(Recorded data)
________________

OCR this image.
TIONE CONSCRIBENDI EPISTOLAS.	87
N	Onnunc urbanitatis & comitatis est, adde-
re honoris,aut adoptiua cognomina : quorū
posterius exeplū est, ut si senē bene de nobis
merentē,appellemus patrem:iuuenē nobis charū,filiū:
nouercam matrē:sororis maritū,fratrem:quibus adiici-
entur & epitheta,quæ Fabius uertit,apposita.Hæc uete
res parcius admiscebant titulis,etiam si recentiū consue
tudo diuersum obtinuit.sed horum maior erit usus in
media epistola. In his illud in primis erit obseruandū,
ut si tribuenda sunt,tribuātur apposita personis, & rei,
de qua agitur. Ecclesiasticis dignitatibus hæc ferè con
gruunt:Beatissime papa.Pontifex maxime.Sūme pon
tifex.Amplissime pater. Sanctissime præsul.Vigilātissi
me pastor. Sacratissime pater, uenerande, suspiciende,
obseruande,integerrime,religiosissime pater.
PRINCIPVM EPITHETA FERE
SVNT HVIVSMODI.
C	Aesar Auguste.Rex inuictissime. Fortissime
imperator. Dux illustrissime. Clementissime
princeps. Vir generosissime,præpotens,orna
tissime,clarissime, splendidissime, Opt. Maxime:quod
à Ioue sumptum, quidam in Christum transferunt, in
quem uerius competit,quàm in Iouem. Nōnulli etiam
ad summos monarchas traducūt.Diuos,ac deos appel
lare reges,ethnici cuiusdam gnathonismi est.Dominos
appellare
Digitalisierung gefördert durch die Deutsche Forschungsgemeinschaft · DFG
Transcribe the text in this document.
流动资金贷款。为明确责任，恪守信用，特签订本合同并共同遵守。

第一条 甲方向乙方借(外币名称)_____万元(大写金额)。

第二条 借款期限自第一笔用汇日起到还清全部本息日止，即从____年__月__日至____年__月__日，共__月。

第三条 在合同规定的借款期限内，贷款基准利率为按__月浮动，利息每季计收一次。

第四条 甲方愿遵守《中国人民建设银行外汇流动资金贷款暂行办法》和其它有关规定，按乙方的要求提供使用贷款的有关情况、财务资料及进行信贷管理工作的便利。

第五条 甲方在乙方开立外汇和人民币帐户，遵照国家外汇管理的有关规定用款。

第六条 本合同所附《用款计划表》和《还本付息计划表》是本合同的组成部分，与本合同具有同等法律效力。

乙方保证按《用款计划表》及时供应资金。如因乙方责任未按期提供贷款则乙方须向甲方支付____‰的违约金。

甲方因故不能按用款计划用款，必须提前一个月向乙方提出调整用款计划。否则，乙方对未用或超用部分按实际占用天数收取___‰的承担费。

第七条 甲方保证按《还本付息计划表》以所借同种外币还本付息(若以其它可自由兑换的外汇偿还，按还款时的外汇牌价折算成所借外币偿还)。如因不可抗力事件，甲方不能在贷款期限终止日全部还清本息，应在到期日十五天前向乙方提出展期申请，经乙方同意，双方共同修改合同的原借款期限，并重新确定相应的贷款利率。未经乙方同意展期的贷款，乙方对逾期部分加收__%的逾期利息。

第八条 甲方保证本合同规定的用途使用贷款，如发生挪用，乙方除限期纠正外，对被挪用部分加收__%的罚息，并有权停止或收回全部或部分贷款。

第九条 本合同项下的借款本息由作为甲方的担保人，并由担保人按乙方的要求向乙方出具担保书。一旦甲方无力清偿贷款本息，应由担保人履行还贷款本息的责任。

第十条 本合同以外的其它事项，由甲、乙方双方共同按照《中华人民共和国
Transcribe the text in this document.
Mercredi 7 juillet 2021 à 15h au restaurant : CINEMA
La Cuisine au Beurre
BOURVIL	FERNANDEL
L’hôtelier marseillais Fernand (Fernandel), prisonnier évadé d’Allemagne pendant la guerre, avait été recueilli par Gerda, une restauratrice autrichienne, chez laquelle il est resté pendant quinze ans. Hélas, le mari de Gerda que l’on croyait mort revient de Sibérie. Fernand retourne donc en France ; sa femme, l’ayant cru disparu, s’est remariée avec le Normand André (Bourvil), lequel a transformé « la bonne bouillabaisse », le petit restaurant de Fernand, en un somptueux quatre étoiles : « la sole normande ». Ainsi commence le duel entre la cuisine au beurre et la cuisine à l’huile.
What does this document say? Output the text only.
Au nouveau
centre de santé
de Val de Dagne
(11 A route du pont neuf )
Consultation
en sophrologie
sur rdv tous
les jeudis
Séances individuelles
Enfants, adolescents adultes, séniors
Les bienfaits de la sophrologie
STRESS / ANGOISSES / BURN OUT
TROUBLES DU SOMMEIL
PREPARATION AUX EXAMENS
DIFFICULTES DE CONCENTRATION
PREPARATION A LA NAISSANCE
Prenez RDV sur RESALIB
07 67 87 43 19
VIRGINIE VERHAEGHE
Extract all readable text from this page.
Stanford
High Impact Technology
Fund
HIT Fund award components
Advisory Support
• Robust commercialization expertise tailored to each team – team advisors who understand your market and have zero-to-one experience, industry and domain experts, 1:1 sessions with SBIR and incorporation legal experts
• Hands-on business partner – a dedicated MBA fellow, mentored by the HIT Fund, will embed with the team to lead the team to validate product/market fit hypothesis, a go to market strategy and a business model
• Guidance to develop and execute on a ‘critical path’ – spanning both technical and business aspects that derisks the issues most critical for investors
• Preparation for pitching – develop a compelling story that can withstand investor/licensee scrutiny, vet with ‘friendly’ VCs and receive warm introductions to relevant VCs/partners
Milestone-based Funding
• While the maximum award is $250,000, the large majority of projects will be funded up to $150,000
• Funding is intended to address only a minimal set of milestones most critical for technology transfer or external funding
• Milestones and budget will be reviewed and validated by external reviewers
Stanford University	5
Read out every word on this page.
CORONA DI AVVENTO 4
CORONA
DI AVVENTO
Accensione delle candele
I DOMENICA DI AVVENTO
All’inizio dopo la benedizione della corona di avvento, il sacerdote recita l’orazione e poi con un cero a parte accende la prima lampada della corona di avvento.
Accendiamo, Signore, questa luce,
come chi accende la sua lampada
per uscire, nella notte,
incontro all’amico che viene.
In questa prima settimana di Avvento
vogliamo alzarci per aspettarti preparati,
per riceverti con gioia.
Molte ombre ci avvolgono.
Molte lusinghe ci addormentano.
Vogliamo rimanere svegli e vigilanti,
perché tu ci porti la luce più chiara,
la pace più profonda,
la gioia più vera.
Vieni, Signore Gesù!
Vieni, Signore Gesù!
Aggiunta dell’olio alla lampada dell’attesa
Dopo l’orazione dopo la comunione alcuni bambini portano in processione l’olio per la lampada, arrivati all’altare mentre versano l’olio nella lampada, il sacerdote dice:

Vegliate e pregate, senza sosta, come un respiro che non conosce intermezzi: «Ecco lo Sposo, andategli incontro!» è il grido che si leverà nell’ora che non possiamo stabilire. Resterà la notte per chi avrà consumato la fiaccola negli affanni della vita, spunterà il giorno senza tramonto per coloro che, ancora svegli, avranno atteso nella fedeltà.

________________

Exercise task: Restate the data above word for word.

Result of this task:
OCR this image.
TIONE CONSCRIBENDI EPISTOLAS.	87
N	Onnunc urbanitatis & comitatis est, adde-
re honoris,aut adoptiua cognomina : quorū
posterius exeplū est, ut si senē bene de nobis
merentē,appellemus patrem:iuuenē nobis charū,filiū:
nouercam matrē:sororis maritū,fratrem:quibus adiici-
entur & epitheta,quæ Fabius uertit,apposita.Hæc uete
res parcius admiscebant titulis,etiam si recentiū consue
tudo diuersum obtinuit.sed horum maior erit usus in
media epistola. In his illud in primis erit obseruandū,
ut si tribuenda sunt,tribuātur apposita personis, & rei,
de qua agitur. Ecclesiasticis dignitatibus hæc ferè con
gruunt:Beatissime papa.Pontifex maxime.Sūme pon
tifex.Amplissime pater. Sanctissime præsul.Vigilātissi
me pastor. Sacratissime pater, uenerande, suspiciende,
obseruande,integerrime,religiosissime pater.
PRINCIPVM EPITHETA FERE
SVNT HVIVSMODI.
C	Aesar Auguste.Rex inuictissime. Fortissime
imperator. Dux illustrissime. Clementissime
princeps. Vir generosissime,præpotens,orna
tissime,clarissime, splendidissime, Opt. Maxime:quod
à Ioue sumptum, quidam in Christum transferunt, in
quem uerius competit,quàm in Iouem. Nōnulli etiam
ad summos monarchas traducūt.Diuos,ac deos appel
lare reges,ethnici cuiusdam gnathonismi est.Dominos
appellare
Digitalisierung gefördert durch die Deutsche Forschungsgemeinschaft · DFG
Transcribe the text in this document.
流动资金贷款。为明确责任，恪守信用，特签订本合同并共同遵守。

第一条 甲方向乙方借(外币名称)_____万元(大写金额)。

第二条 借款期限自第一笔用汇日起到还清全部本息日止，即从____年__月__日至____年__月__日，共__月。

第三条 在合同规定的借款期限内，贷款基准利率为按__月浮动，利息每季计收一次。

第四条 甲方愿遵守《中国人民建设银行外汇流动资金贷款暂行办法》和其它有关规定，按乙方的要求提供使用贷款的有关情况、财务资料及进行信贷管理工作的便利。

第五条 甲方在乙方开立外汇和人民币帐户，遵照国家外汇管理的有关规定用款。

第六条 本合同所附《用款计划表》和《还本付息计划表》是本合同的组成部分，与本合同具有同等法律效力。

乙方保证按《用款计划表》及时供应资金。如因乙方责任未按期提供贷款则乙方须向甲方支付____‰的违约金。

甲方因故不能按用款计划用款，必须提前一个月向乙方提出调整用款计划。否则，乙方对未用或超用部分按实际占用天数收取___‰的承担费。

第七条 甲方保证按《还本付息计划表》以所借同种外币还本付息(若以其它可自由兑换的外汇偿还，按还款时的外汇牌价折算成所借外币偿还)。如因不可抗力事件，甲方不能在贷款期限终止日全部还清本息，应在到期日十五天前向乙方提出展期申请，经乙方同意，双方共同修改合同的原借款期限，并重新确定相应的贷款利率。未经乙方同意展期的贷款，乙方对逾期部分加收__%的逾期利息。

第八条 甲方保证本合同规定的用途使用贷款，如发生挪用，乙方除限期纠正外，对被挪用部分加收__%的罚息，并有权停止或收回全部或部分贷款。

第九条 本合同项下的借款本息由作为甲方的担保人，并由担保人按乙方的要求向乙方出具担保书。一旦甲方无力清偿贷款本息，应由担保人履行还贷款本息的责任。

第十条 本合同以外的其它事项，由甲、乙方双方共同按照《中华人民共和国
Transcribe the text in this document.
Mercredi 7 juillet 2021 à 15h au restaurant : CINEMA
La Cuisine au Beurre
BOURVIL	FERNANDEL
L’hôtelier marseillais Fernand (Fernandel), prisonnier évadé d’Allemagne pendant la guerre, avait été recueilli par Gerda, une restauratrice autrichienne, chez laquelle il est resté pendant quinze ans. Hélas, le mari de Gerda que l’on croyait mort revient de Sibérie. Fernand retourne donc en France ; sa femme, l’ayant cru disparu, s’est remariée avec le Normand André (Bourvil), lequel a transformé « la bonne bouillabaisse », le petit restaurant de Fernand, en un somptueux quatre étoiles : « la sole normande ». Ainsi commence le duel entre la cuisine au beurre et la cuisine à l’huile.
What does this document say? Output the text only.
Au nouveau
centre de santé
de Val de Dagne
(11 A route du pont neuf )
Consultation
en sophrologie
sur rdv tous
les jeudis
Séances individuelles
Enfants, adolescents adultes, séniors
Les bienfaits de la sophrologie
STRESS / ANGOISSES / BURN OUT
TROUBLES DU SOMMEIL
PREPARATION AUX EXAMENS
DIFFICULTES DE CONCENTRATION
PREPARATION A LA NAISSANCE
Prenez RDV sur RESALIB
07 67 87 43 19
VIRGINIE VERHAEGHE
Extract all readable text from this page.
Stanford
High Impact Technology
Fund
HIT Fund award components
Advisory Support
• Robust commercialization expertise tailored to each team – team advisors who understand your market and have zero-to-one experience, industry and domain experts, 1:1 sessions with SBIR and incorporation legal experts
• Hands-on business partner – a dedicated MBA fellow, mentored by the HIT Fund, will embed with the team to lead the team to validate product/market fit hypothesis, a go to market strategy and a business model
• Guidance to develop and execute on a ‘critical path’ – spanning both technical and business aspects that derisks the issues most critical for investors
• Preparation for pitching – develop a compelling story that can withstand investor/licensee scrutiny, vet with ‘friendly’ VCs and receive warm introductions to relevant VCs/partners
Milestone-based Funding
• While the maximum award is $250,000, the large majority of projects will be funded up to $150,000
• Funding is intended to address only a minimal set of milestones most critical for technology transfer or external funding
• Milestones and budget will be reviewed and validated by external reviewers
Stanford University	5
Read out every word on this page.
CORONA DI AVVENTO 4
CORONA
DI AVVENTO
Accensione delle candele
I DOMENICA DI AVVENTO
All’inizio dopo la benedizione della corona di avvento, il sacerdote recita l’orazione e poi con un cero a parte accende la prima lampada della corona di avvento.
Accendiamo, Signore, questa luce,
come chi accende la sua lampada
per uscire, nella notte,
incontro all’amico che viene.
In questa prima settimana di Avvento
vogliamo alzarci per aspettarti preparati,
per riceverti con gioia.
Molte ombre ci avvolgono.
Molte lusinghe ci addormentano.
Vogliamo rimanere svegli e vigilanti,
perché tu ci porti la luce più chiara,
la pace più profonda,
la gioia più vera.
Vieni, Signore Gesù!
Vieni, Signore Gesù!
Aggiunta dell’olio alla lampada dell’attesa
Dopo l’orazione dopo la comunione alcuni bambini portano in processione l’olio per la lampada, arrivati all’altare mentre versano l’olio nella lampada, il sacerdote dice:

Vegliate e pregate, senza sosta, come un respiro che non conosce intermezzi: «Ecco lo Sposo, andategli incontro!» è il grido che si leverà nell’ora che non possiamo stabilire. Resterà la notte per chi avrà consumato la fiaccola negli affanni della vita, spunterà il giorno senza tramonto per coloro che, ancora svegli, avranno atteso nella fedeltà.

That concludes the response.